++++ Input data
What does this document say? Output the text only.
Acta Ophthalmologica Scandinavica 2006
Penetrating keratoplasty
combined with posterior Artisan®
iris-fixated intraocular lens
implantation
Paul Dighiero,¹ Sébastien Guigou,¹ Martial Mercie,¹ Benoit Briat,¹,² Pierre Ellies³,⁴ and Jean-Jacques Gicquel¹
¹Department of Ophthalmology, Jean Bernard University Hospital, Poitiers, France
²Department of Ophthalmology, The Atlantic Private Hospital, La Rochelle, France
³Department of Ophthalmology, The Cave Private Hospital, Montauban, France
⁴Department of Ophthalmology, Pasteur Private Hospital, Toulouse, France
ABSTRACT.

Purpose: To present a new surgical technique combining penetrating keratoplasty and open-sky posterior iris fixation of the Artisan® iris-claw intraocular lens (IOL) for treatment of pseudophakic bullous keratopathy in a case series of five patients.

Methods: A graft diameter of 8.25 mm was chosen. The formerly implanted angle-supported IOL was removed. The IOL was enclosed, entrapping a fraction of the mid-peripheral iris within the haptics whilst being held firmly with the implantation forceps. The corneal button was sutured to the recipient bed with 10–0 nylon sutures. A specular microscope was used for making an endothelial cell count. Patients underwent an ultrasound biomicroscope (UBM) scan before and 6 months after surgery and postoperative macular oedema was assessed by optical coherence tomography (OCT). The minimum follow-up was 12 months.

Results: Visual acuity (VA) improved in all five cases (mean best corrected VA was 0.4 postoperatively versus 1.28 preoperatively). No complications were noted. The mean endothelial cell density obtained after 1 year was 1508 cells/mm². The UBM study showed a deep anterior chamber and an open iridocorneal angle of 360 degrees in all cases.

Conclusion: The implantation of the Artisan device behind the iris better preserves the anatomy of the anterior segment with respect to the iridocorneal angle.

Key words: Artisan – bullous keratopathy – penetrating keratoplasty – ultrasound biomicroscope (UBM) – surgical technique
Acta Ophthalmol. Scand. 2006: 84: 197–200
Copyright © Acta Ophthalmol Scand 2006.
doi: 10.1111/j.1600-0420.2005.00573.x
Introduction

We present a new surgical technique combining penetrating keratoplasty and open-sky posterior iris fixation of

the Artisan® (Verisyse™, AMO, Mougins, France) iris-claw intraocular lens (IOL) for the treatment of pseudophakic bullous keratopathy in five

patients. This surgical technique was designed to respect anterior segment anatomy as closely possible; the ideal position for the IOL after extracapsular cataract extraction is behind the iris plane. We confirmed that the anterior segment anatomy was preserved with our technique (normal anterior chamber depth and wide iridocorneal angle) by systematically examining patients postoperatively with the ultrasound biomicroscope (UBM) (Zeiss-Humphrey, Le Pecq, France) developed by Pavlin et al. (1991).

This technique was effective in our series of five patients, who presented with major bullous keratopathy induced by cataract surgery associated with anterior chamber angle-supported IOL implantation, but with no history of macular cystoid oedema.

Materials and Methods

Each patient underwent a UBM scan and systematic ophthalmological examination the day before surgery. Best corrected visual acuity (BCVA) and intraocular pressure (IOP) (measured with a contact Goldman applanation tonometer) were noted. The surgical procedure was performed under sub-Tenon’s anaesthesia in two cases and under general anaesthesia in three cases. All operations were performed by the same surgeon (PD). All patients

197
++++++++
--- Aim of the task ---
The material above should be retyped in full, exactly as given.

--- Worked solution ---
What does this document say? Output the text only.
Acta Ophthalmologica Scandinavica 2006
Penetrating keratoplasty
combined with posterior Artisan®
iris-fixated intraocular lens
implantation
Paul Dighiero,¹ Sébastien Guigou,¹ Martial Mercie,¹ Benoit Briat,¹,² Pierre Ellies³,⁴ and Jean-Jacques Gicquel¹
¹Department of Ophthalmology, Jean Bernard University Hospital, Poitiers, France
²Department of Ophthalmology, The Atlantic Private Hospital, La Rochelle, France
³Department of Ophthalmology, The Cave Private Hospital, Montauban, France
⁴Department of Ophthalmology, Pasteur Private Hospital, Toulouse, France
ABSTRACT.

Purpose: To present a new surgical technique combining penetrating keratoplasty and open-sky posterior iris fixation of the Artisan® iris-claw intraocular lens (IOL) for treatment of pseudophakic bullous keratopathy in a case series of five patients.

Methods: A graft diameter of 8.25 mm was chosen. The formerly implanted angle-supported IOL was removed. The IOL was enclosed, entrapping a fraction of the mid-peripheral iris within the haptics whilst being held firmly with the implantation forceps. The corneal button was sutured to the recipient bed with 10–0 nylon sutures. A specular microscope was used for making an endothelial cell count. Patients underwent an ultrasound biomicroscope (UBM) scan before and 6 months after surgery and postoperative macular oedema was assessed by optical coherence tomography (OCT). The minimum follow-up was 12 months.

Results: Visual acuity (VA) improved in all five cases (mean best corrected VA was 0.4 postoperatively versus 1.28 preoperatively). No complications were noted. The mean endothelial cell density obtained after 1 year was 1508 cells/mm². The UBM study showed a deep anterior chamber and an open iridocorneal angle of 360 degrees in all cases.

Conclusion: The implantation of the Artisan device behind the iris better preserves the anatomy of the anterior segment with respect to the iridocorneal angle.

Key words: Artisan – bullous keratopathy – penetrating keratoplasty – ultrasound biomicroscope (UBM) – surgical technique
Acta Ophthalmol. Scand. 2006: 84: 197–200
Copyright © Acta Ophthalmol Scand 2006.
doi: 10.1111/j.1600-0420.2005.00573.x
Introduction

We present a new surgical technique combining penetrating keratoplasty and open-sky posterior iris fixation of

the Artisan® (Verisyse™, AMO, Mougins, France) iris-claw intraocular lens (IOL) for the treatment of pseudophakic bullous keratopathy in five

patients. This surgical technique was designed to respect anterior segment anatomy as closely possible; the ideal position for the IOL after extracapsular cataract extraction is behind the iris plane. We confirmed that the anterior segment anatomy was preserved with our technique (normal anterior chamber depth and wide iridocorneal angle) by systematically examining patients postoperatively with the ultrasound biomicroscope (UBM) (Zeiss-Humphrey, Le Pecq, France) developed by Pavlin et al. (1991).

This technique was effective in our series of five patients, who presented with major bullous keratopathy induced by cataract surgery associated with anterior chamber angle-supported IOL implantation, but with no history of macular cystoid oedema.

Materials and Methods

Each patient underwent a UBM scan and systematic ophthalmological examination the day before surgery. Best corrected visual acuity (BCVA) and intraocular pressure (IOP) (measured with a contact Goldman applanation tonometer) were noted. The surgical procedure was performed under sub-Tenon’s anaesthesia in two cases and under general anaesthesia in three cases. All operations were performed by the same surgeon (PD). All patients

197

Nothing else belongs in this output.